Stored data

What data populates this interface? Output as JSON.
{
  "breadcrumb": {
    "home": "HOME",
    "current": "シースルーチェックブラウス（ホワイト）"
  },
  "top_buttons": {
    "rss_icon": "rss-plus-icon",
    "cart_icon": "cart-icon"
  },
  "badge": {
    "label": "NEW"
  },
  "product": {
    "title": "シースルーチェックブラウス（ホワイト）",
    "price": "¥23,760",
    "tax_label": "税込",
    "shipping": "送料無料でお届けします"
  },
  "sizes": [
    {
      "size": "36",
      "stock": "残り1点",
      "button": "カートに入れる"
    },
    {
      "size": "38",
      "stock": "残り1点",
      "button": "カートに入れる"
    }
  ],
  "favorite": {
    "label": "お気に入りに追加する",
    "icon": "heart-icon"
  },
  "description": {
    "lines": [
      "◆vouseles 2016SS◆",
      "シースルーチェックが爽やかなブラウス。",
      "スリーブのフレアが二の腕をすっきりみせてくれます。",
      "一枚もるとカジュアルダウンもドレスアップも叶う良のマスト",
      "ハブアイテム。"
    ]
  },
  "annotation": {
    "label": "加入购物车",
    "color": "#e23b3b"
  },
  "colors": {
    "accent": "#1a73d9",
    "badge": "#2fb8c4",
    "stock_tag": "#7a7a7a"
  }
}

● Request: Make an exact copy of the listing, including every line.

● Exercise answer:
What data populates this interface? Output as JSON.
{
  "breadcrumb": {
    "home": "HOME",
    "current": "シースルーチェックブラウス（ホワイト）"
  },
  "top_buttons": {
    "rss_icon": "rss-plus-icon",
    "cart_icon": "cart-icon"
  },
  "badge": {
    "label": "NEW"
  },
  "product": {
    "title": "シースルーチェックブラウス（ホワイト）",
    "price": "¥23,760",
    "tax_label": "税込",
    "shipping": "送料無料でお届けします"
  },
  "sizes": [
    {
      "size": "36",
      "stock": "残り1点",
      "button": "カートに入れる"
    },
    {
      "size": "38",
      "stock": "残り1点",
      "button": "カートに入れる"
    }
  ],
  "favorite": {
    "label": "お気に入りに追加する",
    "icon": "heart-icon"
  },
  "description": {
    "lines": [
      "◆vouseles 2016SS◆",
      "シースルーチェックが爽やかなブラウス。",
      "スリーブのフレアが二の腕をすっきりみせてくれます。",
      "一枚もるとカジュアルダウンもドレスアップも叶う良のマスト",
      "ハブアイテム。"
    ]
  },
  "annotation": {
    "label": "加入购物车",
    "color": "#e23b3b"
  },
  "colors": {
    "accent": "#1a73d9",
    "badge": "#2fb8c4",
    "stock_tag": "#7a7a7a"
  }
}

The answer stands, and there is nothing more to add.